(Saved entries)
▬▬▬

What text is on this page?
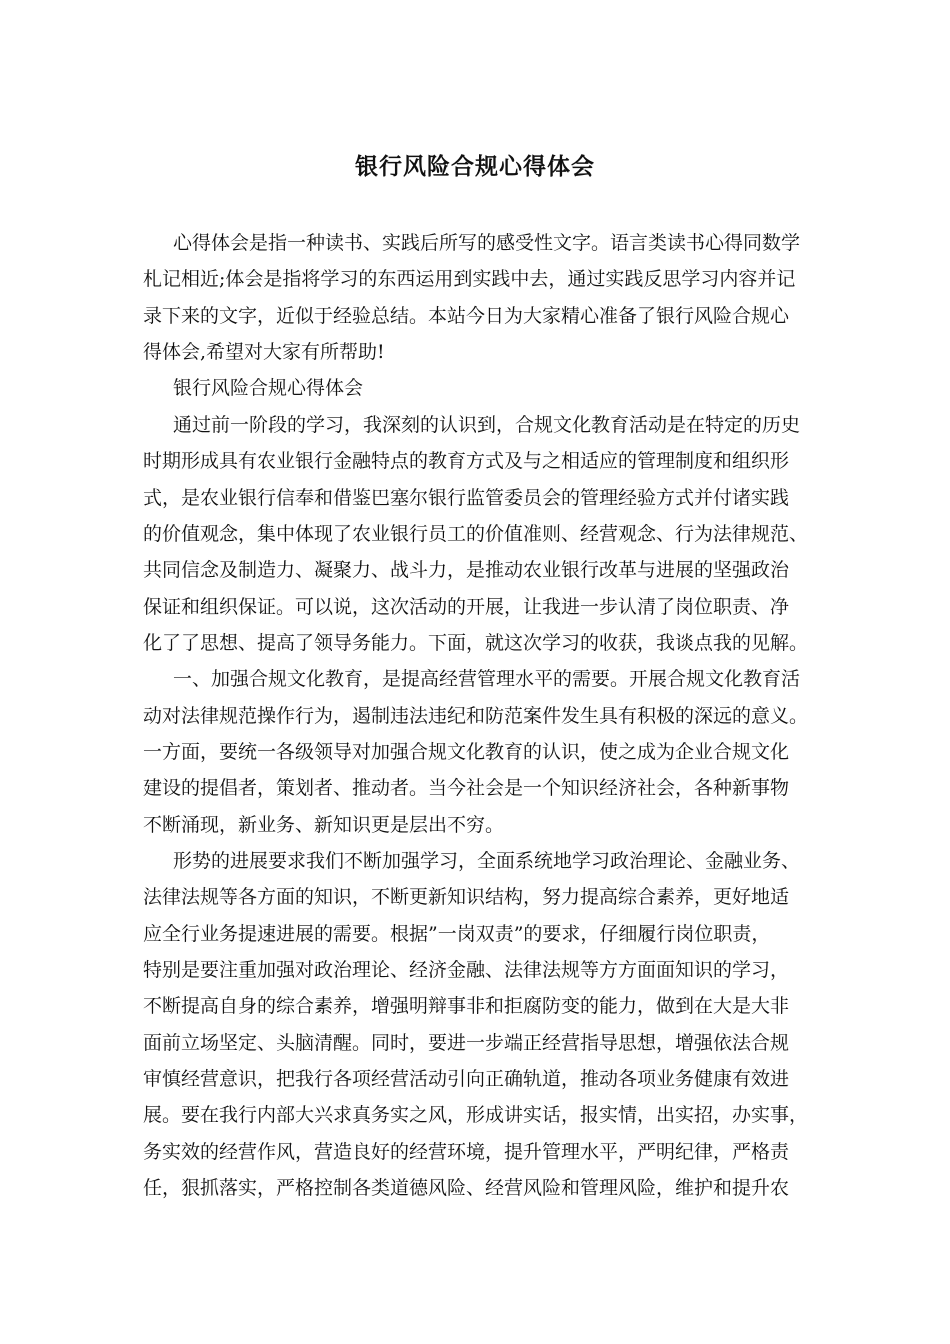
银行风险合规心得体会
心得体会是指一种读书、实践后所写的感受性文字。语言类读书心得同数学
札记相近;体会是指将学习的东西运用到实践中去，通过实践反思学习内容并记
录下来的文字，近似于经验总结。本站今日为大家精心准备了银行风险合规心
得体会,希望对大家有所帮助!
银行风险合规心得体会
通过前一阶段的学习，我深刻的认识到，合规文化教育活动是在特定的历史
时期形成具有农业银行金融特点的教育方式及与之相适应的管理制度和组织形
式，是农业银行信奉和借鉴巴塞尔银行监管委员会的管理经验方式并付诸实践
的价值观念，集中体现了农业银行员工的价值准则、经营观念、行为法律规范、
共同信念及制造力、凝聚力、战斗力，是推动农业银行改革与进展的坚强政治
保证和组织保证。可以说，这次活动的开展，让我进一步认清了岗位职责、净
化了了思想、提高了领导务能力。下面，就这次学习的收获，我谈点我的见解。
一、加强合规文化教育，是提高经营管理水平的需要。开展合规文化教育活
动对法律规范操作行为，遏制违法违纪和防范案件发生具有积极的深远的意义。
一方面，要统一各级领导对加强合规文化教育的认识，使之成为企业合规文化
建设的提倡者，策划者、推动者。当今社会是一个知识经济社会，各种新事物
不断涌现，新业务、新知识更是层出不穷。
形势的进展要求我们不断加强学习，全面系统地学习政治理论、金融业务、
法律法规等各方面的知识，不断更新知识结构，努力提高综合素养，更好地适
应全行业务提速进展的需要。根据”一岗双责”的要求，仔细履行岗位职责，
特别是要注重加强对政治理论、经济金融、法律法规等方方面面知识的学习，
不断提高自身的综合素养，增强明辩事非和拒腐防变的能力，做到在大是大非
面前立场坚定、头脑清醒。同时，要进一步端正经营指导思想，增强依法合规
审慎经营意识，把我行各项经营活动引向正确轨道，推动各项业务健康有效进
展。要在我行内部大兴求真务实之风，形成讲实话，报实情，出实招，办实事，
务实效的经营作风，营造良好的经营环境，提升管理水平，严明纪律，严格责
任，狠抓落实，严格控制各类道德风险、经营风险和管理风险，维护和提升农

▬▬▬

* Exercise objective
Return to the listing above and set it down exactly, leaving out its pictures.

* Correct output
What text is on this page?
银行风险合规心得体会
心得体会是指一种读书、实践后所写的感受性文字。语言类读书心得同数学
札记相近;体会是指将学习的东西运用到实践中去，通过实践反思学习内容并记
录下来的文字，近似于经验总结。本站今日为大家精心准备了银行风险合规心
得体会,希望对大家有所帮助!
银行风险合规心得体会
通过前一阶段的学习，我深刻的认识到，合规文化教育活动是在特定的历史
时期形成具有农业银行金融特点的教育方式及与之相适应的管理制度和组织形
式，是农业银行信奉和借鉴巴塞尔银行监管委员会的管理经验方式并付诸实践
的价值观念，集中体现了农业银行员工的价值准则、经营观念、行为法律规范、
共同信念及制造力、凝聚力、战斗力，是推动农业银行改革与进展的坚强政治
保证和组织保证。可以说，这次活动的开展，让我进一步认清了岗位职责、净
化了了思想、提高了领导务能力。下面，就这次学习的收获，我谈点我的见解。
一、加强合规文化教育，是提高经营管理水平的需要。开展合规文化教育活
动对法律规范操作行为，遏制违法违纪和防范案件发生具有积极的深远的意义。
一方面，要统一各级领导对加强合规文化教育的认识，使之成为企业合规文化
建设的提倡者，策划者、推动者。当今社会是一个知识经济社会，各种新事物
不断涌现，新业务、新知识更是层出不穷。
形势的进展要求我们不断加强学习，全面系统地学习政治理论、金融业务、
法律法规等各方面的知识，不断更新知识结构，努力提高综合素养，更好地适
应全行业务提速进展的需要。根据”一岗双责”的要求，仔细履行岗位职责，
特别是要注重加强对政治理论、经济金融、法律法规等方方面面知识的学习，
不断提高自身的综合素养，增强明辩事非和拒腐防变的能力，做到在大是大非
面前立场坚定、头脑清醒。同时，要进一步端正经营指导思想，增强依法合规
审慎经营意识，把我行各项经营活动引向正确轨道，推动各项业务健康有效进
展。要在我行内部大兴求真务实之风，形成讲实话，报实情，出实招，办实事，
务实效的经营作风，营造良好的经营环境，提升管理水平，严明纪律，严格责
任，狠抓落实，严格控制各类道德风险、经营风险和管理风险，维护和提升农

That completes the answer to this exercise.